>> Start INFORMATION GIVEN
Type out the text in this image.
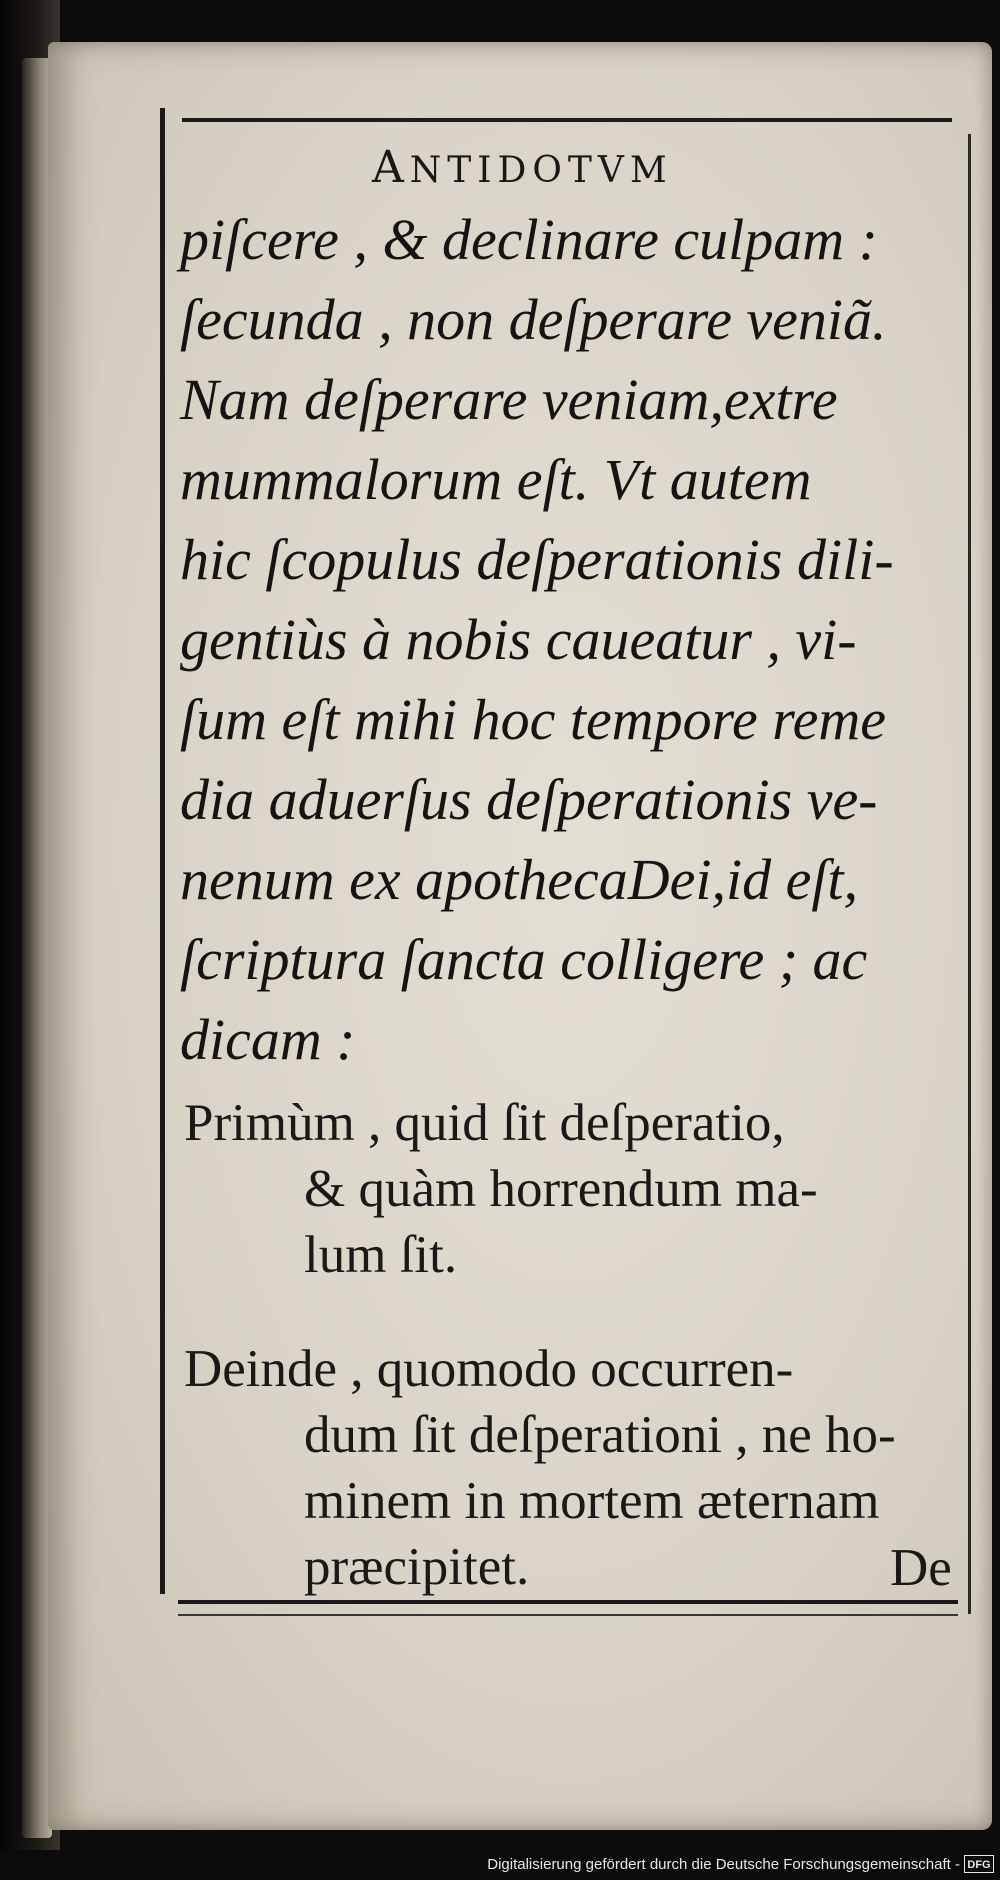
ANTIDOTVM
piſcere , & declinare culpam :
ſecunda , non deſperare veniã.
Nam deſperare veniam,extre
mummalorum eſt. Vt autem
hic ſcopulus deſperationis dili-
gentiùs à nobis caueatur , vi-
ſum eſt mihi hoc tempore reme
dia aduerſus deſperationis ve-
nenum ex apothecaDei,id eſt,
ſcriptura ſancta colligere ; ac
dicam :
Primùm , quid ſit deſperatio,
& quàm horrendum ma-
lum ſit.
Deinde , quomodo occurren-
dum ſit deſperationi , ne ho-
minem in mortem æternam
præcipitet.	De
Digitalisierung gefördert durch die Deutsche Forschungsgemeinschaft - DFG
>> End INFORMATION GIVEN
__PROBLEM DETAILS__. From the material above, gather all lines that include the string "deſperare" and copy them.

__WRITTEN ANSWER__.
ſecunda , non deſperare veniã.
Nam deſperare veniam,extre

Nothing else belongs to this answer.